(Rows from a figure dataset)
####################

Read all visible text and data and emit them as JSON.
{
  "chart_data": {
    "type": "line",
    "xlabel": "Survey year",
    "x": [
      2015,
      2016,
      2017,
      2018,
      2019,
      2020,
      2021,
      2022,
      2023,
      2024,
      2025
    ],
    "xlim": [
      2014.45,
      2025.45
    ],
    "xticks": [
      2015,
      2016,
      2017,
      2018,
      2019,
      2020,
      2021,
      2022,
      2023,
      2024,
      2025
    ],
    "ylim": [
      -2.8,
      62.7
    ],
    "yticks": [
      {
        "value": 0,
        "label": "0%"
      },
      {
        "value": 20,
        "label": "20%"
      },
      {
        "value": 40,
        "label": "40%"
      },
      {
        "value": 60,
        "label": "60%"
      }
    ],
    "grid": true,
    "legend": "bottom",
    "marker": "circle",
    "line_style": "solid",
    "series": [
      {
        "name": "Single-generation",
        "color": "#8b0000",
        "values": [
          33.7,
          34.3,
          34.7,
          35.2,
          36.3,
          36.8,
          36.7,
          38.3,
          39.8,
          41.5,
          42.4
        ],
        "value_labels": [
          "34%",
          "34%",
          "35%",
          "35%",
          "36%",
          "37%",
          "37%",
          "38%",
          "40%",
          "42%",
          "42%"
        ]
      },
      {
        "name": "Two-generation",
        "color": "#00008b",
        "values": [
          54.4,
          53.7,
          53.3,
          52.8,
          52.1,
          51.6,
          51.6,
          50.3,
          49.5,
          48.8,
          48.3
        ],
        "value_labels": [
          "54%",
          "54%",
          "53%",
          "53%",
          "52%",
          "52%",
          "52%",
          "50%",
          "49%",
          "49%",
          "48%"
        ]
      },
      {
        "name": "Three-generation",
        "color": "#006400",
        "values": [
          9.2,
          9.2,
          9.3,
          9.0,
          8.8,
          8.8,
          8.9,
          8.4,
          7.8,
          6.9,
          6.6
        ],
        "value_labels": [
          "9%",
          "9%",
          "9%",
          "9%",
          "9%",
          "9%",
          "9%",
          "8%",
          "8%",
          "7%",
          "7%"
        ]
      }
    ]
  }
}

####################

Direction: In the records above, find each line holding "generation" and copy it.

Output of the task:
        "name": "Single-generation",
        "name": "Two-generation",
        "name": "Three-generation",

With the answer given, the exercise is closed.